═══ Stored records ═══

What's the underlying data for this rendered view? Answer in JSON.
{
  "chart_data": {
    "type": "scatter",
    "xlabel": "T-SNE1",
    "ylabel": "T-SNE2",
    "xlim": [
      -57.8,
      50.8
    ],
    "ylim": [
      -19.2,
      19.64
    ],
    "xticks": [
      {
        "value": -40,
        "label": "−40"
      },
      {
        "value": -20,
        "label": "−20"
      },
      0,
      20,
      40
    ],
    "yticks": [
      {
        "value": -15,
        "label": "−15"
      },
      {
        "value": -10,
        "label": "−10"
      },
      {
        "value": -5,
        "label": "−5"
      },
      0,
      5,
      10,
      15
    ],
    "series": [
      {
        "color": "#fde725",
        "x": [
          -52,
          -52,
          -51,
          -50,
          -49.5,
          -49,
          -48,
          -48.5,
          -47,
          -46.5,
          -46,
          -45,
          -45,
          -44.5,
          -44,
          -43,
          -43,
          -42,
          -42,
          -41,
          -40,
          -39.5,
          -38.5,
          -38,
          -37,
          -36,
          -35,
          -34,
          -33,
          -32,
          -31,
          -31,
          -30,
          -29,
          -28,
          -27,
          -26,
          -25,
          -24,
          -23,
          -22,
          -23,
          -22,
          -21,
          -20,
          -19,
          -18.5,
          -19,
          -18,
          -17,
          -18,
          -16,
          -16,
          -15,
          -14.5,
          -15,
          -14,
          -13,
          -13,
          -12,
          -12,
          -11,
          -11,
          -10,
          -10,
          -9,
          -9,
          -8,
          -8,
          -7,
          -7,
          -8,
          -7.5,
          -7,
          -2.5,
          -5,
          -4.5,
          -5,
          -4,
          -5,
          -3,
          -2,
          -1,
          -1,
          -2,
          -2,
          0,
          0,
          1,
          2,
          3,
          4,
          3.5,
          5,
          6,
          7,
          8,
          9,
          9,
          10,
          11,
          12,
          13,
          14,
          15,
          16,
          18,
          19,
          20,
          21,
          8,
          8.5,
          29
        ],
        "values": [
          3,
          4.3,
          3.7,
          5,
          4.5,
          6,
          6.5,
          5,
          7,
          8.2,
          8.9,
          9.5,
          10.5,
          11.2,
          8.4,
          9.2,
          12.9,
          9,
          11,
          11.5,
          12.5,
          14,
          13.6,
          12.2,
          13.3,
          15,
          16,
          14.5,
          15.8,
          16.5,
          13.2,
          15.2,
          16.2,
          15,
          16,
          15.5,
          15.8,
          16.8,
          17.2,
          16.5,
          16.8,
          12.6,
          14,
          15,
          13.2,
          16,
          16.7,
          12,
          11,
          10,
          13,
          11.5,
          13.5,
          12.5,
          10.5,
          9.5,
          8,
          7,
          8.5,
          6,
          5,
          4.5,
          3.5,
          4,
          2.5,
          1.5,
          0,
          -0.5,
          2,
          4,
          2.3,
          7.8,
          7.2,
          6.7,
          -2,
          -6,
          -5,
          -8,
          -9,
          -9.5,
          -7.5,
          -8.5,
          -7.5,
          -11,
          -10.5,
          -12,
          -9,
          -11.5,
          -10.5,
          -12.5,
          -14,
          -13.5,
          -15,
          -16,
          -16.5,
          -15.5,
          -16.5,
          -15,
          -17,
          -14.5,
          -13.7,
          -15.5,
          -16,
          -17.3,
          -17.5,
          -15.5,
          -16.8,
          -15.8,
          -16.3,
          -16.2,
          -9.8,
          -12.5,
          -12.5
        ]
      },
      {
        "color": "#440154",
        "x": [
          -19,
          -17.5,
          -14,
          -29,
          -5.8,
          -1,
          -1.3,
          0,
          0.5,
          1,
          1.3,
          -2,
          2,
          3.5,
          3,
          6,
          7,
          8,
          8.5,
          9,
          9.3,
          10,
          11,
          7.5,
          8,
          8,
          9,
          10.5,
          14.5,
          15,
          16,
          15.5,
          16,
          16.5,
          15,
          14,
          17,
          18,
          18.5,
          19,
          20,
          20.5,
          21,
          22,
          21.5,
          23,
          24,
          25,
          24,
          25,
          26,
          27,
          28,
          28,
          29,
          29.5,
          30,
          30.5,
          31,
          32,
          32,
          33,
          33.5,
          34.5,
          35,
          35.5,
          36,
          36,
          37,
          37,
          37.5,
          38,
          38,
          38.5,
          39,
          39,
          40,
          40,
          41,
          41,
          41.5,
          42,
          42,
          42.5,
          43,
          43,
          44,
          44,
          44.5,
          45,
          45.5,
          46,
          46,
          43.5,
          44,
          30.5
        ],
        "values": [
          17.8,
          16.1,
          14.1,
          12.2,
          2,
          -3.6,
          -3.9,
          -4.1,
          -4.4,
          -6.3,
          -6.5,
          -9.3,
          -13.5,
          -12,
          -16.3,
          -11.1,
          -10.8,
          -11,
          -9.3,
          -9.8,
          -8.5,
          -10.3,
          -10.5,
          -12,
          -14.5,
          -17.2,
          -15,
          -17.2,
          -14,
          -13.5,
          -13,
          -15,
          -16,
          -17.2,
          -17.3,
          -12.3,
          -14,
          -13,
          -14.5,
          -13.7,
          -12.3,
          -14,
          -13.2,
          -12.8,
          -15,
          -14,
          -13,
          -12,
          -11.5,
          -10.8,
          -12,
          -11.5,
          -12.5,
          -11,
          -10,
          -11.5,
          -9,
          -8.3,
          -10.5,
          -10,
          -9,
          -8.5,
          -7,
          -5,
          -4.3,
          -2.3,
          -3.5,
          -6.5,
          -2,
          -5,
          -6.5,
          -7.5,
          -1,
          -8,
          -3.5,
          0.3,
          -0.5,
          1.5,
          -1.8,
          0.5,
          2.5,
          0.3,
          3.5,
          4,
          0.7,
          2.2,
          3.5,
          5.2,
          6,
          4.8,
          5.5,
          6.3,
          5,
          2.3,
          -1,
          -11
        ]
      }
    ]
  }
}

═══

• _Task instructions_:
Print the material once more, exactly.

• _Solved exercise_:
What's the underlying data for this rendered view? Answer in JSON.
{
  "chart_data": {
    "type": "scatter",
    "xlabel": "T-SNE1",
    "ylabel": "T-SNE2",
    "xlim": [
      -57.8,
      50.8
    ],
    "ylim": [
      -19.2,
      19.64
    ],
    "xticks": [
      {
        "value": -40,
        "label": "−40"
      },
      {
        "value": -20,
        "label": "−20"
      },
      0,
      20,
      40
    ],
    "yticks": [
      {
        "value": -15,
        "label": "−15"
      },
      {
        "value": -10,
        "label": "−10"
      },
      {
        "value": -5,
        "label": "−5"
      },
      0,
      5,
      10,
      15
    ],
    "series": [
      {
        "color": "#fde725",
        "x": [
          -52,
          -52,
          -51,
          -50,
          -49.5,
          -49,
          -48,
          -48.5,
          -47,
          -46.5,
          -46,
          -45,
          -45,
          -44.5,
          -44,
          -43,
          -43,
          -42,
          -42,
          -41,
          -40,
          -39.5,
          -38.5,
          -38,
          -37,
          -36,
          -35,
          -34,
          -33,
          -32,
          -31,
          -31,
          -30,
          -29,
          -28,
          -27,
          -26,
          -25,
          -24,
          -23,
          -22,
          -23,
          -22,
          -21,
          -20,
          -19,
          -18.5,
          -19,
          -18,
          -17,
          -18,
          -16,
          -16,
          -15,
          -14.5,
          -15,
          -14,
          -13,
          -13,
          -12,
          -12,
          -11,
          -11,
          -10,
          -10,
          -9,
          -9,
          -8,
          -8,
          -7,
          -7,
          -8,
          -7.5,
          -7,
          -2.5,
          -5,
          -4.5,
          -5,
          -4,
          -5,
          -3,
          -2,
          -1,
          -1,
          -2,
          -2,
          0,
          0,
          1,
          2,
          3,
          4,
          3.5,
          5,
          6,
          7,
          8,
          9,
          9,
          10,
          11,
          12,
          13,
          14,
          15,
          16,
          18,
          19,
          20,
          21,
          8,
          8.5,
          29
        ],
        "values": [
          3,
          4.3,
          3.7,
          5,
          4.5,
          6,
          6.5,
          5,
          7,
          8.2,
          8.9,
          9.5,
          10.5,
          11.2,
          8.4,
          9.2,
          12.9,
          9,
          11,
          11.5,
          12.5,
          14,
          13.6,
          12.2,
          13.3,
          15,
          16,
          14.5,
          15.8,
          16.5,
          13.2,
          15.2,
          16.2,
          15,
          16,
          15.5,
          15.8,
          16.8,
          17.2,
          16.5,
          16.8,
          12.6,
          14,
          15,
          13.2,
          16,
          16.7,
          12,
          11,
          10,
          13,
          11.5,
          13.5,
          12.5,
          10.5,
          9.5,
          8,
          7,
          8.5,
          6,
          5,
          4.5,
          3.5,
          4,
          2.5,
          1.5,
          0,
          -0.5,
          2,
          4,
          2.3,
          7.8,
          7.2,
          6.7,
          -2,
          -6,
          -5,
          -8,
          -9,
          -9.5,
          -7.5,
          -8.5,
          -7.5,
          -11,
          -10.5,
          -12,
          -9,
          -11.5,
          -10.5,
          -12.5,
          -14,
          -13.5,
          -15,
          -16,
          -16.5,
          -15.5,
          -16.5,
          -15,
          -17,
          -14.5,
          -13.7,
          -15.5,
          -16,
          -17.3,
          -17.5,
          -15.5,
          -16.8,
          -15.8,
          -16.3,
          -16.2,
          -9.8,
          -12.5,
          -12.5
        ]
      },
      {
        "color": "#440154",
        "x": [
          -19,
          -17.5,
          -14,
          -29,
          -5.8,
          -1,
          -1.3,
          0,
          0.5,
          1,
          1.3,
          -2,
          2,
          3.5,
          3,
          6,
          7,
          8,
          8.5,
          9,
          9.3,
          10,
          11,
          7.5,
          8,
          8,
          9,
          10.5,
          14.5,
          15,
          16,
          15.5,
          16,
          16.5,
          15,
          14,
          17,
          18,
          18.5,
          19,
          20,
          20.5,
          21,
          22,
          21.5,
          23,
          24,
          25,
          24,
          25,
          26,
          27,
          28,
          28,
          29,
          29.5,
          30,
          30.5,
          31,
          32,
          32,
          33,
          33.5,
          34.5,
          35,
          35.5,
          36,
          36,
          37,
          37,
          37.5,
          38,
          38,
          38.5,
          39,
          39,
          40,
          40,
          41,
          41,
          41.5,
          42,
          42,
          42.5,
          43,
          43,
          44,
          44,
          44.5,
          45,
          45.5,
          46,
          46,
          43.5,
          44,
          30.5
        ],
        "values": [
          17.8,
          16.1,
          14.1,
          12.2,
          2,
          -3.6,
          -3.9,
          -4.1,
          -4.4,
          -6.3,
          -6.5,
          -9.3,
          -13.5,
          -12,
          -16.3,
          -11.1,
          -10.8,
          -11,
          -9.3,
          -9.8,
          -8.5,
          -10.3,
          -10.5,
          -12,
          -14.5,
          -17.2,
          -15,
          -17.2,
          -14,
          -13.5,
          -13,
          -15,
          -16,
          -17.2,
          -17.3,
          -12.3,
          -14,
          -13,
          -14.5,
          -13.7,
          -12.3,
          -14,
          -13.2,
          -12.8,
          -15,
          -14,
          -13,
          -12,
          -11.5,
          -10.8,
          -12,
          -11.5,
          -12.5,
          -11,
          -10,
          -11.5,
          -9,
          -8.3,
          -10.5,
          -10,
          -9,
          -8.5,
          -7,
          -5,
          -4.3,
          -2.3,
          -3.5,
          -6.5,
          -2,
          -5,
          -6.5,
          -7.5,
          -1,
          -8,
          -3.5,
          0.3,
          -0.5,
          1.5,
          -1.8,
          0.5,
          2.5,
          0.3,
          3.5,
          4,
          0.7,
          2.2,
          3.5,
          5.2,
          6,
          4.8,
          5.5,
          6.3,
          5,
          2.3,
          -1,
          -11
        ]
      }
    ]
  }
}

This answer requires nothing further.